Aim of the exercise: Locate every line in the data below that contains the string "Polygon", matching case exactly, and copy each of those lines in full.

Material provided:
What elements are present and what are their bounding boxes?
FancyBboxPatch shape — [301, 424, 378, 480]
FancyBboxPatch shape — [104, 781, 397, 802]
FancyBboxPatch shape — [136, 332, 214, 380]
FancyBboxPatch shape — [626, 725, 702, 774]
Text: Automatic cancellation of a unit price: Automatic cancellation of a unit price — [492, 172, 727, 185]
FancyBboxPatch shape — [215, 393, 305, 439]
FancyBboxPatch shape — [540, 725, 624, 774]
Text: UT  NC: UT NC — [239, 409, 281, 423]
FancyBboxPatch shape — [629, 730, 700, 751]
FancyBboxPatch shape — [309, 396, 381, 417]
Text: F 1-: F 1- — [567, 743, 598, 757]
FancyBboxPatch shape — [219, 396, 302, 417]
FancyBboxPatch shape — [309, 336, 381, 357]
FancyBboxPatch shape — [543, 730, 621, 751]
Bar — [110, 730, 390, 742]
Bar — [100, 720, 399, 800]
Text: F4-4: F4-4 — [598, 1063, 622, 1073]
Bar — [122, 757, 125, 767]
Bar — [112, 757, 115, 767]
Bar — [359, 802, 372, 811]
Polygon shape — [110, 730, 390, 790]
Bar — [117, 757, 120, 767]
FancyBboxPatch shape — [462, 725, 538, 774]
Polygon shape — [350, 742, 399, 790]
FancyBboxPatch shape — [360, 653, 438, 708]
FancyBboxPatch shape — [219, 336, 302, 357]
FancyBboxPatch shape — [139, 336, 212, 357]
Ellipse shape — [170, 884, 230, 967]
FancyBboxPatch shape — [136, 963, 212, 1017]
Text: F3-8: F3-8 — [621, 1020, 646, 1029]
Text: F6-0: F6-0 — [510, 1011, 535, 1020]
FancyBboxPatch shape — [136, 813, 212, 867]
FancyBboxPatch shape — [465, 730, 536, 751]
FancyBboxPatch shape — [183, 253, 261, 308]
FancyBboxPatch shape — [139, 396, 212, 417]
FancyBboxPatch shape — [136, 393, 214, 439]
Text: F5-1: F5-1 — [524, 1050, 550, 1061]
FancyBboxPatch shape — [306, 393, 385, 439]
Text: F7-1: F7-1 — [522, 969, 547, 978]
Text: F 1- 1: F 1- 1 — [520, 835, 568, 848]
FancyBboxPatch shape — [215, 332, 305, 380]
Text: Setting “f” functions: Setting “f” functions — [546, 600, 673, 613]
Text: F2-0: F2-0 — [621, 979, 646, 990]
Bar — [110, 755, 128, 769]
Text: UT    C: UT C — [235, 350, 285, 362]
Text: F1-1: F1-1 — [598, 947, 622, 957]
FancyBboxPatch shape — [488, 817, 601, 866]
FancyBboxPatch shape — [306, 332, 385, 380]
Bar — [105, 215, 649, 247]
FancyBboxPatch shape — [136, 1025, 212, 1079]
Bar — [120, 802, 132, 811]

Full answer:
Polygon shape — [110, 730, 390, 790]
Polygon shape — [350, 742, 399, 790]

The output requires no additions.